> [Listed entries]:
-- begin --

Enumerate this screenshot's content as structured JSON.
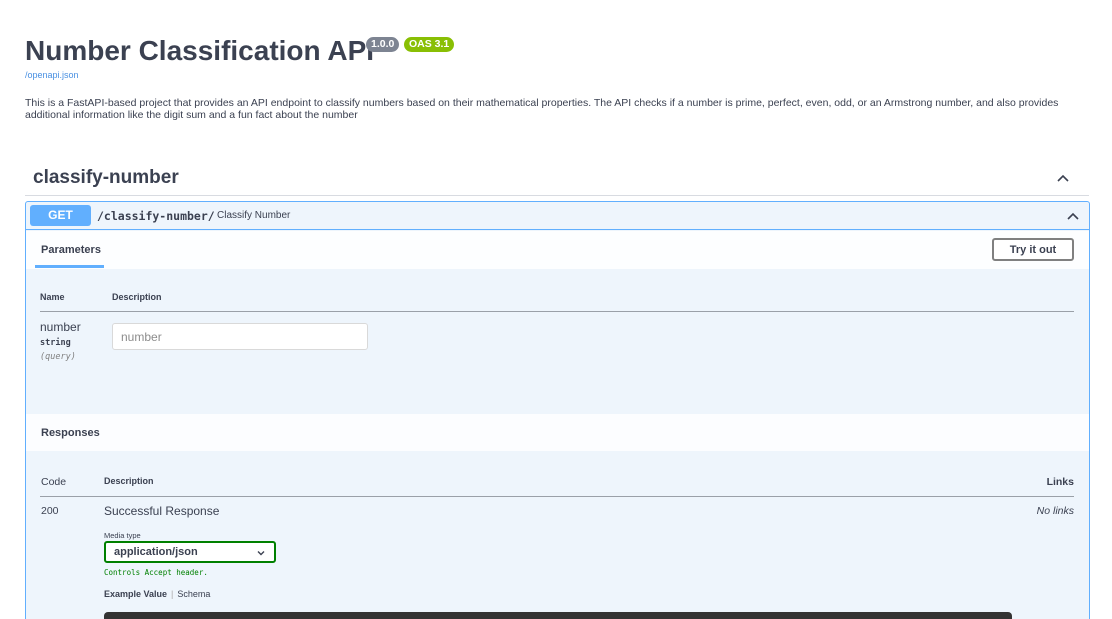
{
  "info": {
    "title": "Number Classification API",
    "version": "1.0.0",
    "oas": "OAS 3.1",
    "spec_link": "/openapi.json",
    "description": "This is a FastAPI-based project that provides an API endpoint to classify numbers based on their mathematical properties. The API checks if a number is prime, perfect, even, odd, or an Armstrong number, and also provides additional information like the digit sum and a fun fact about the number"
  },
  "tag": {
    "name": "classify-number",
    "icon": "chevron-up-icon"
  },
  "operation": {
    "method": "GET",
    "path": "/classify-number/",
    "summary": "Classify Number",
    "parameters_tab": "Parameters",
    "try_button": "Try it out",
    "col_name": "Name",
    "col_description": "Description",
    "param": {
      "name": "number",
      "type": "string",
      "in": "(query)",
      "placeholder": "number"
    },
    "responses": {
      "title": "Responses",
      "col_code": "Code",
      "col_description": "Description",
      "col_links": "Links",
      "code": "200",
      "description": "Successful Response",
      "links": "No links",
      "media_label": "Media type",
      "media_value": "application/json",
      "accept_note": "Controls Accept header.",
      "tab_example": "Example Value",
      "tab_schema": "Schema"
    }
  },
  "colors": {
    "get": "#61affe",
    "oas": "#89bf04",
    "version": "#7d8492",
    "media_border": "#008000"
  }
}
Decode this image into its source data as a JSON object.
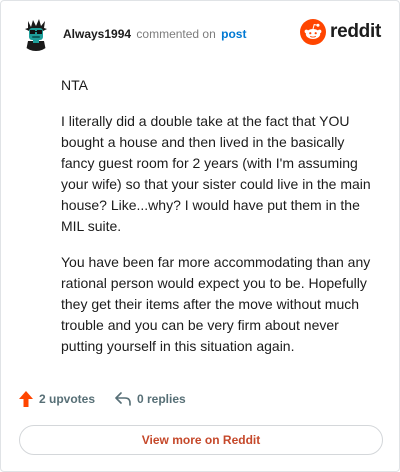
{
  "header": {
    "username": "Always1994",
    "action_text": "commented on",
    "post_link_label": "post",
    "brand_name": "reddit"
  },
  "comment": {
    "paragraphs": [
      "NTA",
      "I literally did a double take at the fact that YOU bought a house and then lived in the basically fancy guest room for 2 years (with I'm assuming your wife) so that your sister could live in the main house? Like...why? I would have put them in the MIL suite.",
      "You have been far more accommodating than any rational person would expect you to be. Hopefully they get their items after the move without much trouble and you can be very firm about never putting yourself in this situation again."
    ]
  },
  "footer": {
    "upvotes_label": "2 upvotes",
    "replies_label": "0 replies",
    "upvote_icon": "upvote-arrow-icon",
    "reply_icon": "reply-arrow-icon"
  },
  "cta": {
    "view_more_label": "View more on Reddit"
  },
  "colors": {
    "brand_orange": "#ff4500",
    "link_blue": "#0079d3",
    "cta_text": "#c5482a",
    "muted_text": "#576f76"
  }
}
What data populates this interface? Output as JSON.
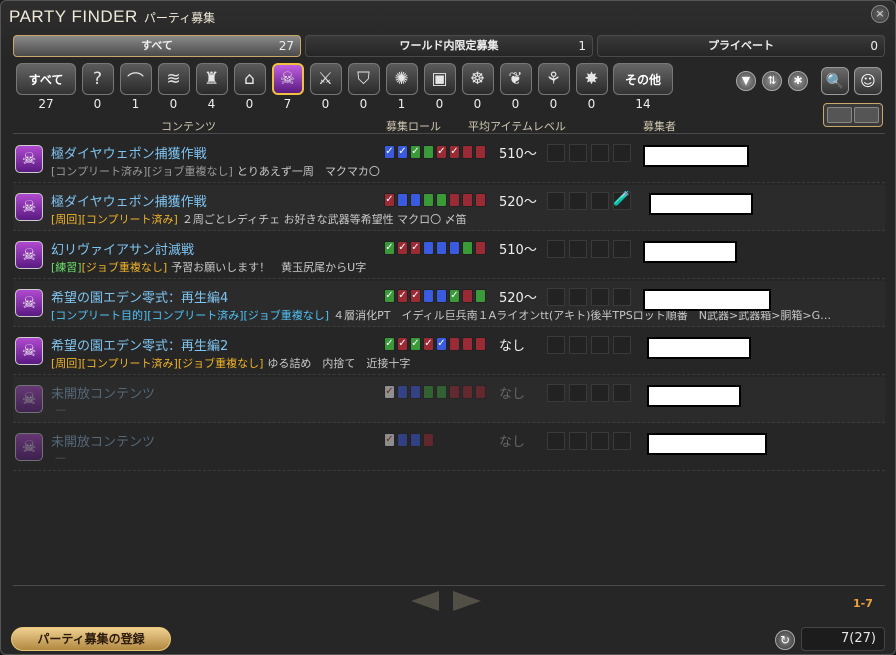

-- end --

> [Instructions to follow]: From the data above, write out everything exactly except the pictures.

> [Answer to this exercise]:
Enumerate this screenshot's content as structured JSON.
{
  "info": {
    "title": "Number Classification API",
    "version": "1.0.0",
    "oas": "OAS 3.1",
    "spec_link": "/openapi.json",
    "description": "This is a FastAPI-based project that provides an API endpoint to classify numbers based on their mathematical properties. The API checks if a number is prime, perfect, even, odd, or an Armstrong number, and also provides additional information like the digit sum and a fun fact about the number"
  },
  "tag": {
    "name": "classify-number",
    "icon": "chevron-up-icon"
  },
  "operation": {
    "method": "GET",
    "path": "/classify-number/",
    "summary": "Classify Number",
    "parameters_tab": "Parameters",
    "try_button": "Try it out",
    "col_name": "Name",
    "col_description": "Description",
    "param": {
      "name": "number",
      "type": "string",
      "in": "(query)",
      "placeholder": "number"
    },
    "responses": {
      "title": "Responses",
      "col_code": "Code",
      "col_description": "Description",
      "col_links": "Links",
      "code": "200",
      "description": "Successful Response",
      "links": "No links",
      "media_label": "Media type",
      "media_value": "application/json",
      "accept_note": "Controls Accept header.",
      "tab_example": "Example Value",
      "tab_schema": "Schema"
    }
  },
  "colors": {
    "get": "#61affe",
    "oas": "#89bf04",
    "version": "#7d8492",
    "media_border": "#008000"
  }
}
Decode this image into its source data as a JSON object.
{
  "header": {
    "username": "Always1994",
    "action_text": "commented on",
    "post_link_label": "post",
    "brand_name": "reddit"
  },
  "comment": {
    "paragraphs": [
      "NTA",
      "I literally did a double take at the fact that YOU bought a house and then lived in the basically fancy guest room for 2 years (with I'm assuming your wife) so that your sister could live in the main house? Like...why? I would have put them in the MIL suite.",
      "You have been far more accommodating than any rational person would expect you to be. Hopefully they get their items after the move without much trouble and you can be very firm about never putting yourself in this situation again."
    ]
  },
  "footer": {
    "upvotes_label": "2 upvotes",
    "replies_label": "0 replies",
    "upvote_icon": "upvote-arrow-icon",
    "reply_icon": "reply-arrow-icon"
  },
  "cta": {
    "view_more_label": "View more on Reddit"
  },
  "colors": {
    "brand_orange": "#ff4500",
    "link_blue": "#0079d3",
    "cta_text": "#c5482a",
    "muted_text": "#576f76"
  }
}
What data populates this interface? Output as JSON.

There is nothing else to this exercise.